Record list>
** BEGIN **

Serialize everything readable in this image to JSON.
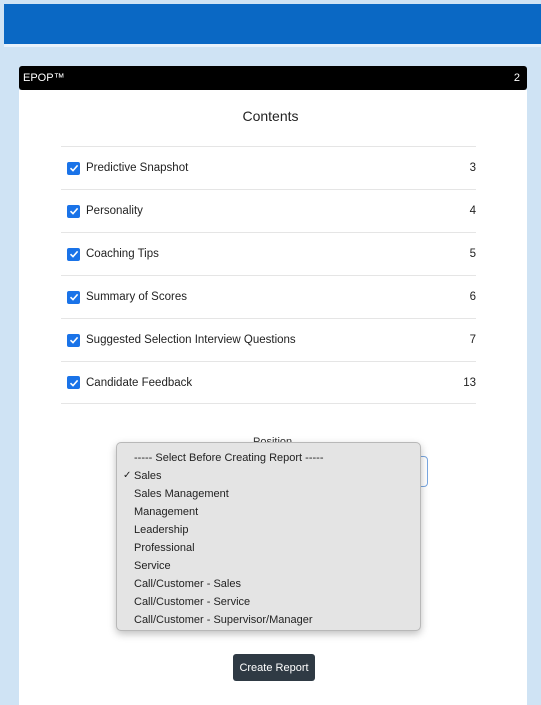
{
  "header": {
    "title": "EPOP™",
    "page_number": "2"
  },
  "contents": {
    "title": "Contents",
    "items": [
      {
        "label": "Predictive Snapshot",
        "page": "3"
      },
      {
        "label": "Personality",
        "page": "4"
      },
      {
        "label": "Coaching Tips",
        "page": "5"
      },
      {
        "label": "Summary of Scores",
        "page": "6"
      },
      {
        "label": "Suggested Selection Interview Questions",
        "page": "7"
      },
      {
        "label": "Candidate Feedback",
        "page": "13"
      }
    ]
  },
  "position": {
    "label": "Position",
    "options": [
      "----- Select Before Creating Report -----",
      "Sales",
      "Sales Management",
      "Management",
      "Leadership",
      "Professional",
      "Service",
      "Call/Customer - Sales",
      "Call/Customer - Service",
      "Call/Customer - Supervisor/Manager"
    ],
    "selected_check": "✓"
  },
  "actions": {
    "create_report": "Create Report"
  },
  "colors": {
    "top_band": "#0a68c4",
    "checkbox": "#1a73e8",
    "button": "#2f3a44"
  }
}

** END **

To do> Among the lines of the material, find those that hold the word "Sales" and copy them.

Expected answer>
      "Sales",
      "Sales Management",
      "Call/Customer - Sales",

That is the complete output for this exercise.